------ Records provided

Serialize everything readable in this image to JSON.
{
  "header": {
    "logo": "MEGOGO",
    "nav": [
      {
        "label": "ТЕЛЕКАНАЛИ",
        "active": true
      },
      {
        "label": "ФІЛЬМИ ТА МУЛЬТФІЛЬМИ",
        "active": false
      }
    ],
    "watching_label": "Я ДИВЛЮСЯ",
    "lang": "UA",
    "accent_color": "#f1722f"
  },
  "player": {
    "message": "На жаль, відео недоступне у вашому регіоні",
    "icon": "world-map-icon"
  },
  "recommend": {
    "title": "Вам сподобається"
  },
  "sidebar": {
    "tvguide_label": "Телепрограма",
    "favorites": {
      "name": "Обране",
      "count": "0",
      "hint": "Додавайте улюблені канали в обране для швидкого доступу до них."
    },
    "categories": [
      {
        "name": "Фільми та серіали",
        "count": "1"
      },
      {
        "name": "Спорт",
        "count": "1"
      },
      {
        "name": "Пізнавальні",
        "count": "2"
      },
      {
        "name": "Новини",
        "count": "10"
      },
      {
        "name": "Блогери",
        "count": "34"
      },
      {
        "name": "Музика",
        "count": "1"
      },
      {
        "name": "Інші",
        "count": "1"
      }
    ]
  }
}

------------
------ Records provided

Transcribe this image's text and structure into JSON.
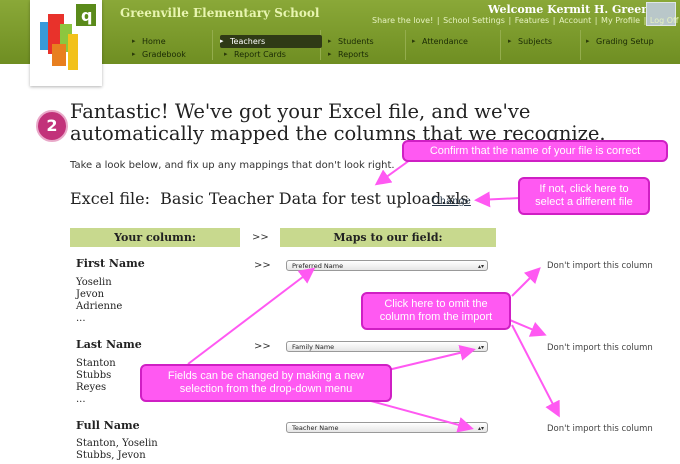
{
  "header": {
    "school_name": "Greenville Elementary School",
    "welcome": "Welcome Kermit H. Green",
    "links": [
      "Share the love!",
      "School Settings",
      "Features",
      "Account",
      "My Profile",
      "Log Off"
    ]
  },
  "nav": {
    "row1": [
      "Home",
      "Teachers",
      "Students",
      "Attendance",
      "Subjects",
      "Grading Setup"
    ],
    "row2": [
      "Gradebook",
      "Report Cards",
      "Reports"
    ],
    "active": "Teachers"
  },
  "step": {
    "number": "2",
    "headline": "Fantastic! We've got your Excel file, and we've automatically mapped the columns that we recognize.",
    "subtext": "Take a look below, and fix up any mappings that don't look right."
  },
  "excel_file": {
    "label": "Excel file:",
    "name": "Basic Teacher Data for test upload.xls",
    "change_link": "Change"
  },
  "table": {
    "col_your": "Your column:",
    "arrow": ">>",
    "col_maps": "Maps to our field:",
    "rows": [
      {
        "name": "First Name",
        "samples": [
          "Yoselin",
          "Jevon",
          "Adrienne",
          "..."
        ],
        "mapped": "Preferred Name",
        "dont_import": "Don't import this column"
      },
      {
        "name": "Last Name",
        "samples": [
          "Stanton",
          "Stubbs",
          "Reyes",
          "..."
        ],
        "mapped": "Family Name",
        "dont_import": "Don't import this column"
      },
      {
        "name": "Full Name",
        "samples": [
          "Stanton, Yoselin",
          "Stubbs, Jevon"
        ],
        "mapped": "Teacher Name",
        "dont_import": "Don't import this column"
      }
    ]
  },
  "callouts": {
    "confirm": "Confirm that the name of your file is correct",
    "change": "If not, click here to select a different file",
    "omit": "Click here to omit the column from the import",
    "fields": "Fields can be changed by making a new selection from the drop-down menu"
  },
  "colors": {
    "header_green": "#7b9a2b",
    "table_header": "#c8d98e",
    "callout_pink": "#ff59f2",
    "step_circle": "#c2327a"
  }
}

------------

Required task:
Your task is to collect every line above that contains the word "image".

Result of this exercise:
Serialize everything readable in this image to JSON.
Transcribe this image's text and structure into JSON.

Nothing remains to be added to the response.